== Material provided ==
──────────

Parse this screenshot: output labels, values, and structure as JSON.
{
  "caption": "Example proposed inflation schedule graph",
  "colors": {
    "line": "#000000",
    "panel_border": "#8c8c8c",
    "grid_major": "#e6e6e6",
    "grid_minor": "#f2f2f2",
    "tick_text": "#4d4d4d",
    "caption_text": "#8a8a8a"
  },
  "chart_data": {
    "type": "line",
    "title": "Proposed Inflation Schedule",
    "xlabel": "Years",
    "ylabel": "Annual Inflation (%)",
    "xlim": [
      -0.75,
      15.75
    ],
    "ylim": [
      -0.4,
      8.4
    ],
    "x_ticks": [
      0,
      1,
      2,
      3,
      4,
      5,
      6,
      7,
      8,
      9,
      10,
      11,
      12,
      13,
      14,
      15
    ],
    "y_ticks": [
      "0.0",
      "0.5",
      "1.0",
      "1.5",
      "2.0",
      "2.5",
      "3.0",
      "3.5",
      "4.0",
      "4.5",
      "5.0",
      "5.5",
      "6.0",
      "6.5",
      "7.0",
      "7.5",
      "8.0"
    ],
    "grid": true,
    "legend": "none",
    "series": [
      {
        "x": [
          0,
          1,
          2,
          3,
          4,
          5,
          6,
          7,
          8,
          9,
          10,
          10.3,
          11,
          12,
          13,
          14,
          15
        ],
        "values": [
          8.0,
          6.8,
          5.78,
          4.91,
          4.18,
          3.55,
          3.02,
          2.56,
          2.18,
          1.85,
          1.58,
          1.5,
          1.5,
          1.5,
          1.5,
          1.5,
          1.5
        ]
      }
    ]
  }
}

──────────

== Short exercise ==
Make an exact copy of the listing, including every line.

== Task answer ==
Parse this screenshot: output labels, values, and structure as JSON.
{
  "caption": "Example proposed inflation schedule graph",
  "colors": {
    "line": "#000000",
    "panel_border": "#8c8c8c",
    "grid_major": "#e6e6e6",
    "grid_minor": "#f2f2f2",
    "tick_text": "#4d4d4d",
    "caption_text": "#8a8a8a"
  },
  "chart_data": {
    "type": "line",
    "title": "Proposed Inflation Schedule",
    "xlabel": "Years",
    "ylabel": "Annual Inflation (%)",
    "xlim": [
      -0.75,
      15.75
    ],
    "ylim": [
      -0.4,
      8.4
    ],
    "x_ticks": [
      0,
      1,
      2,
      3,
      4,
      5,
      6,
      7,
      8,
      9,
      10,
      11,
      12,
      13,
      14,
      15
    ],
    "y_ticks": [
      "0.0",
      "0.5",
      "1.0",
      "1.5",
      "2.0",
      "2.5",
      "3.0",
      "3.5",
      "4.0",
      "4.5",
      "5.0",
      "5.5",
      "6.0",
      "6.5",
      "7.0",
      "7.5",
      "8.0"
    ],
    "grid": true,
    "legend": "none",
    "series": [
      {
        "x": [
          0,
          1,
          2,
          3,
          4,
          5,
          6,
          7,
          8,
          9,
          10,
          10.3,
          11,
          12,
          13,
          14,
          15
        ],
        "values": [
          8.0,
          6.8,
          5.78,
          4.91,
          4.18,
          3.55,
          3.02,
          2.56,
          2.18,
          1.85,
          1.58,
          1.5,
          1.5,
          1.5,
          1.5,
          1.5,
          1.5
        ]
      }
    ]
  }
}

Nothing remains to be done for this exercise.